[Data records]
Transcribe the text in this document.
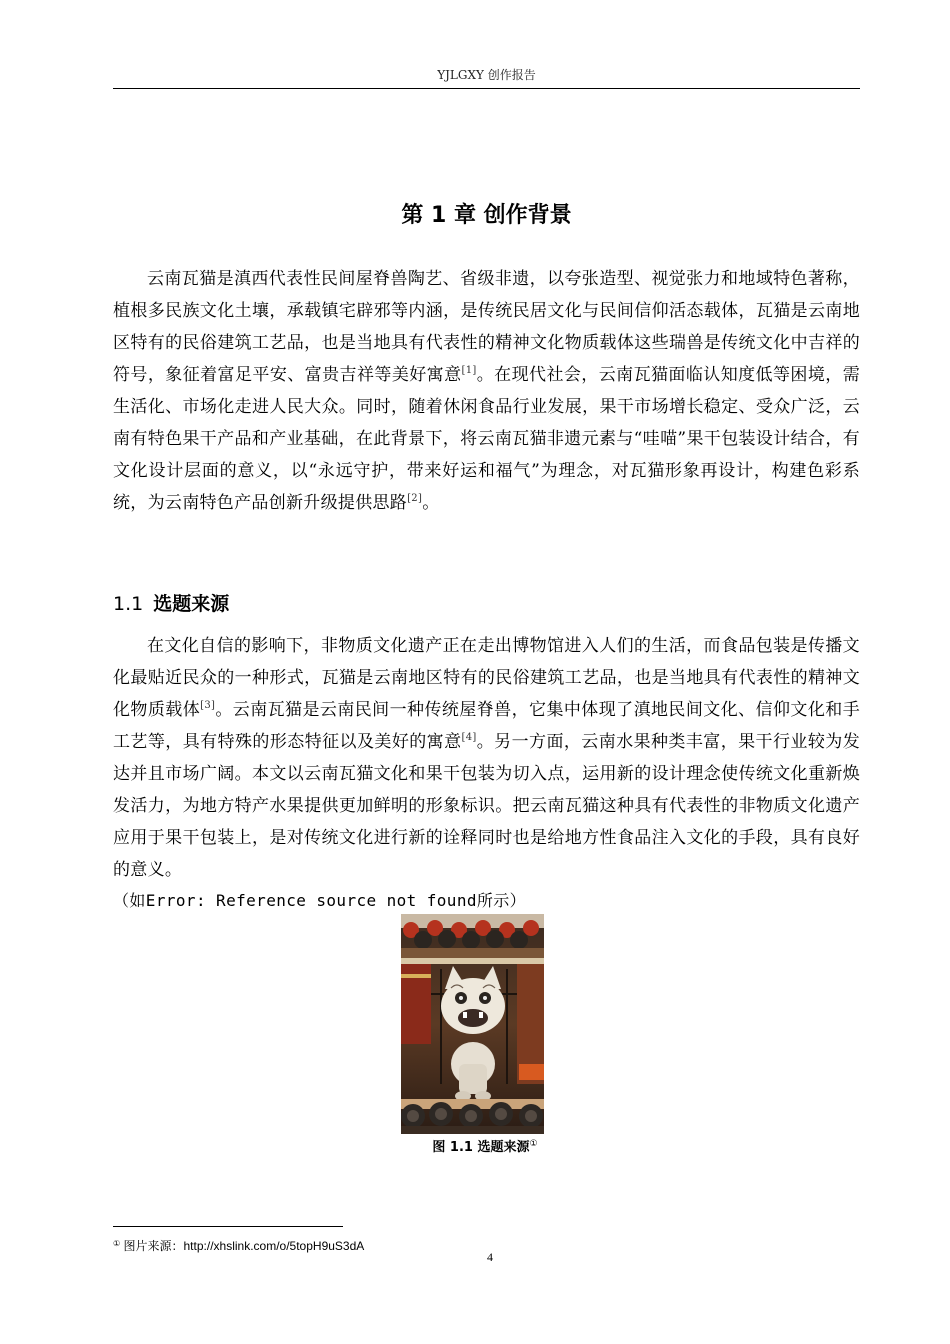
YJLGXY 创作报告
第 1 章 创作背景

云南瓦猫是滇西代表性民间屋脊兽陶艺、省级非遗，以夸张造型、视觉张力和地域特色著称，植根多民族文化土壤，承载镇宅辟邪等内涵，是传统民居文化与民间信仰活态载体，瓦猫是云南地区特有的民俗建筑工艺品，也是当地具有代表性的精神文化物质载体这些瑞兽是传统文化中吉祥的符号，象征着富足平安、富贵吉祥等美好寓意[1]。在现代社会，云南瓦猫面临认知度低等困境，需生活化、市场化走进人民大众。同时，随着休闲食品行业发展，果干市场增长稳定、受众广泛，云南有特色果干产品和产业基础，在此背景下，将云南瓦猫非遗元素与“哇喵”果干包装设计结合，有文化设计层面的意义，以“永远守护，带来好运和福气”为理念，对瓦猫形象再设计，构建色彩系统，为云南特色产品创新升级提供思路[2]。

1.1 选题来源

在文化自信的影响下，非物质文化遗产正在走出博物馆进入人们的生活，而食品包装是传播文化最贴近民众的一种形式，瓦猫是云南地区特有的民俗建筑工艺品，也是当地具有代表性的精神文化物质载体[3]。云南瓦猫是云南民间一种传统屋脊兽，它集中体现了滇地民间文化、信仰文化和手工艺等，具有特殊的形态特征以及美好的寓意[4]。另一方面，云南水果种类丰富，果干行业较为发达并且市场广阔。本文以云南瓦猫文化和果干包装为切入点，运用新的设计理念使传统文化重新焕发活力，为地方特产水果提供更加鲜明的形象标识。把云南瓦猫这种具有代表性的非物质文化遗产应用于果干包装上，是对传统文化进行新的诠释同时也是给地方性食品注入文化的手段，具有良好的意义。

（如Error: Reference source not found所示）
图 1.1 选题来源①
① 图片来源：http://xhslink.com/o/5topH9uS3dA
4
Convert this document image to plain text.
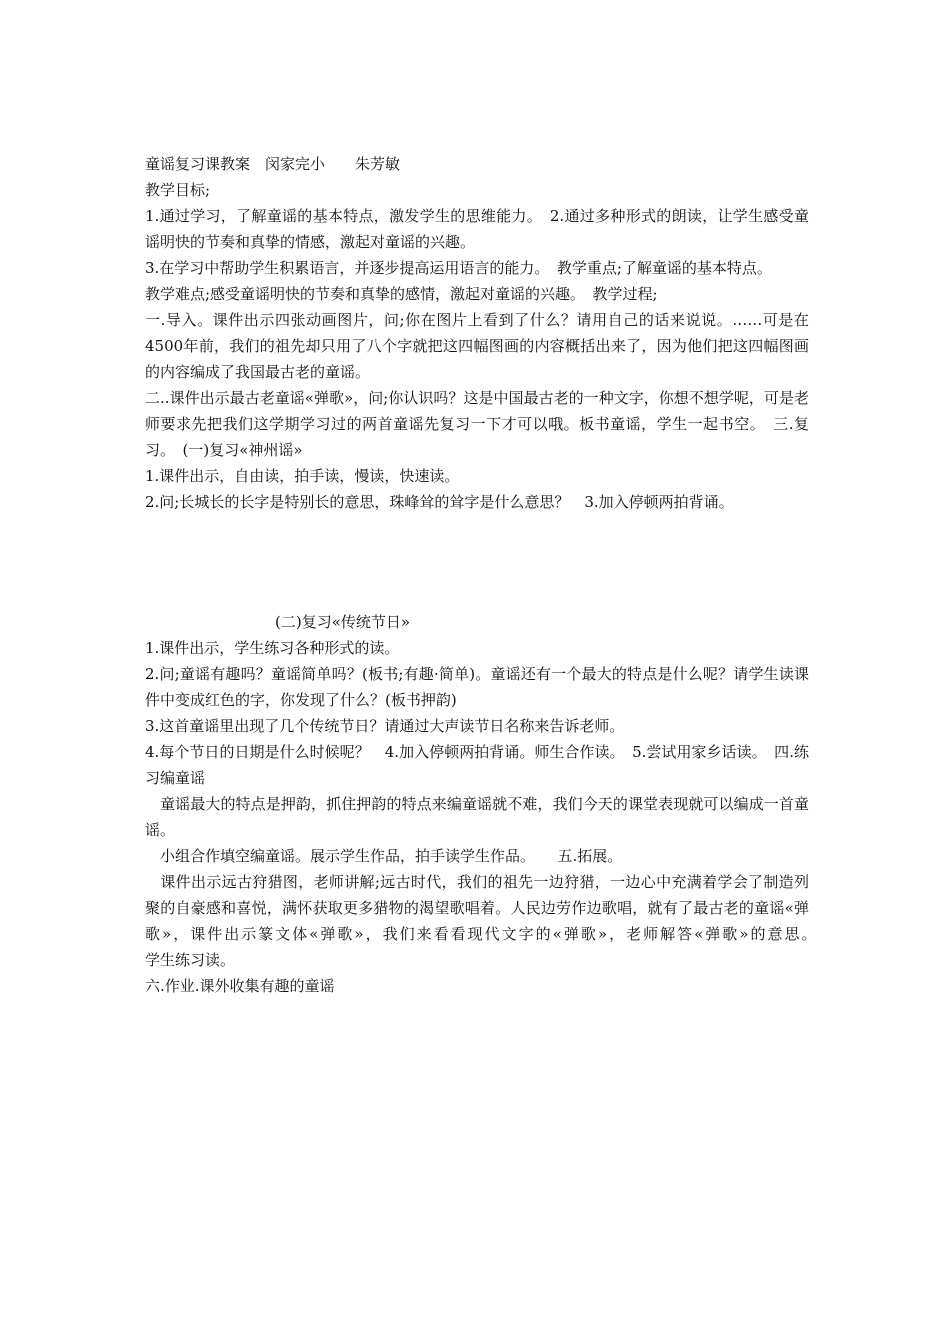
童谣复习课教案　闵家完小　　朱芳敏

教学目标;

1.通过学习，了解童谣的基本特点，激发学生的思维能力。　2.通过多种形式的朗读，让学生感受童谣明快的节奏和真挚的情感，激起对童谣的兴趣。

3.在学习中帮助学生积累语言，并逐步提高运用语言的能力。　教学重点;了解童谣的基本特点。

教学难点;感受童谣明快的节奏和真挚的感情，激起对童谣的兴趣。　教学过程;

一.导入。课件出示四张动画图片，问;你在图片上看到了什么？请用自己的话来说说。……可是在4500年前，我们的祖先却只用了八个字就把这四幅图画的内容概括出来了，因为他们把这四幅图画的内容编成了我国最古老的童谣。

二..课件出示最古老童谣«弹歌»，问;你认识吗？这是中国最古老的一种文字，你想不想学呢，可是老师要求先把我们这学期学习过的两首童谣先复习一下才可以哦。板书童谣，学生一起书空。　三.复习。　(一)复习«神州谣»

1.课件出示，自由读，拍手读，慢读，快速读。

2.问;长城长的长字是特别长的意思，珠峰耸的耸字是什么意思？　3.加入停顿两拍背诵。

(二)复习«传统节日»

1.课件出示，学生练习各种形式的读。

2.问;童谣有趣吗？童谣简单吗？(板书;有趣·简单)。童谣还有一个最大的特点是什么呢？请学生读课件中变成红色的字，你发现了什么？(板书押韵)

3.这首童谣里出现了几个传统节日？请通过大声读节日名称来告诉老师。

4.每个节日的日期是什么时候呢？　4.加入停顿两拍背诵。师生合作读。　5.尝试用家乡话读。　四.练习编童谣

　童谣最大的特点是押韵，抓住押韵的特点来编童谣就不难，我们今天的课堂表现就可以编成一首童谣。

　小组合作填空编童谣。展示学生作品，拍手读学生作品。　　五.拓展。

　课件出示远古狩猎图，老师讲解;远古时代，我们的祖先一边狩猎，一边心中充满着学会了制造列聚的自豪感和喜悦，满怀获取更多猎物的渴望歌唱着。人民边劳作边歌唱，就有了最古老的童谣«弹歌»，课件出示篆文体«弹歌»，我们来看看现代文字的«弹歌»，老师解答«弹歌»的意思。　　　　　　学生练习读。

六.作业.课外收集有趣的童谣
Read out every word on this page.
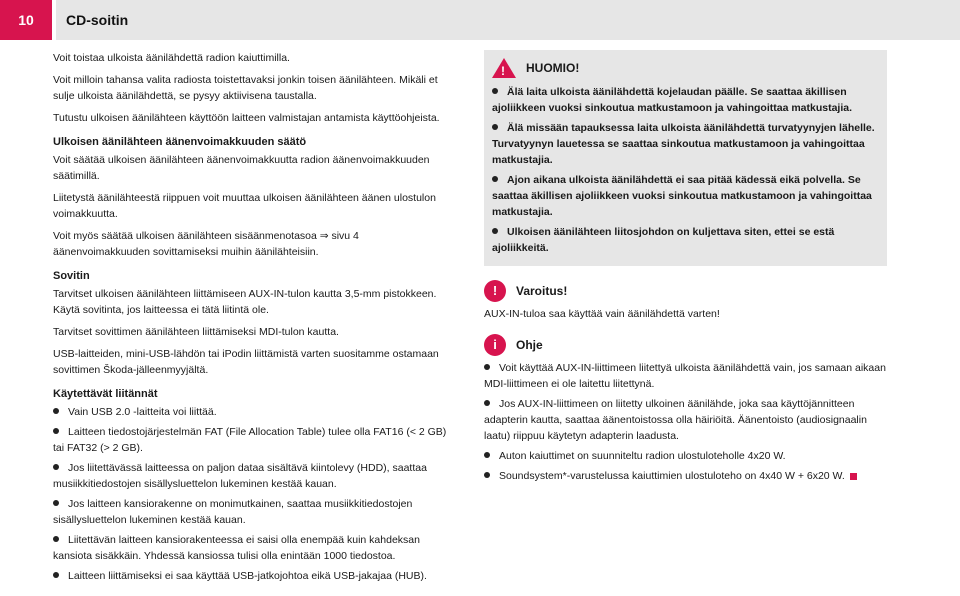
10	CD-soitin

Voit toistaa ulkoista äänilähdettä radion kaiuttimilla.

Voit milloin tahansa valita radiosta toistettavaksi jonkin toisen äänilähteen. Mikäli et sulje ulkoista äänilähdettä, se pysyy aktiivisena taustalla.

Tutustu ulkoisen äänilähteen käyttöön laitteen valmistajan antamista käyttöohjeista.

Ulkoisen äänilähteen äänenvoimakkuuden säätö

Voit säätää ulkoisen äänilähteen äänenvoimakkuutta radion äänenvoimakkuuden säätimillä.

Liitetystä äänilähteestä riippuen voit muuttaa ulkoisen äänilähteen äänen ulostulon voimakkuutta.

Voit myös säätää ulkoisen äänilähteen sisäänmenotasoa ⇒ sivu 4 äänenvoimakkuuden sovittamiseksi muihin äänilähteisiin.

Sovitin

Tarvitset ulkoisen äänilähteen liittämiseen AUX-IN-tulon kautta 3,5-mm pistokkeen. Käytä sovitinta, jos laitteessa ei tätä liitintä ole.

Tarvitset sovittimen äänilähteen liittämiseksi MDI-tulon kautta.

USB-laitteiden, mini-USB-lähdön tai iPodin liittämistä varten suositamme ostamaan sovittimen Škoda-jälleenmyyjältä.

Käytettävät liitännät
Vain USB 2.0 -laitteita voi liittää.
Laitteen tiedostojärjestelmän FAT (File Allocation Table) tulee olla FAT16 (< 2 GB) tai FAT32 (> 2 GB).
Jos liitettävässä laitteessa on paljon dataa sisältävä kiintolevy (HDD), saattaa musiikkitiedostojen sisällysluettelon lukeminen kestää kauan.
Jos laitteen kansiorakenne on monimutkainen, saattaa musiikkitiedostojen sisällysluettelon lukeminen kestää kauan.
Liitettävän laitteen kansiorakenteessa ei saisi olla enempää kuin kahdeksan kansiota sisäkkäin. Yhdessä kansiossa tulisi olla enintään 1000 tiedostoa.
Laitteen liittämiseksi ei saa käyttää USB-jatkojohtoa eikä USB-jakajaa (HUB).
! HUOMIO!
Älä laita ulkoista äänilähdettä kojelaudan päälle. Se saattaa äkillisen ajoliikkeen vuoksi sinkoutua matkustamoon ja vahingoittaa matkustajia.
Älä missään tapauksessa laita ulkoista äänilähdettä turvatyynyjen lähelle. Turvatyynyn lauetessa se saattaa sinkoutua matkustamoon ja vahingoittaa matkustajia.
Ajon aikana ulkoista äänilähdettä ei saa pitää kädessä eikä polvella. Se saattaa äkillisen ajoliikkeen vuoksi sinkoutua matkustamoon ja vahingoittaa matkustajia.
Ulkoisen äänilähteen liitosjohdon on kuljettava siten, ettei se estä ajoliikkeitä.
!	Varoitus!

AUX-IN-tuloa saa käyttää vain äänilähdettä varten!

i	Ohje
Voit käyttää AUX-IN-liittimeen liitettyä ulkoista äänilähdettä vain, jos samaan aikaan MDI-liittimeen ei ole laitettu liitettynä.
Jos AUX-IN-liittimeen on liitetty ulkoinen äänilähde, joka saa käyttöjännitteen adapterin kautta, saattaa äänentoistossa olla häiriöitä. Äänentoisto (audiosignaalin laatu) riippuu käytetyn adapterin laadusta.
Auton kaiuttimet on suunniteltu radion ulostuloteholle 4x20 W.
Soundsystem*-varustelussa kaiuttimien ulostuloteho on 4x40 W + 6x20 W.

- What the exercise asks
Lines in the records that hold the word "matkustamoon" are to be counted; give only the total.

- Full solution
3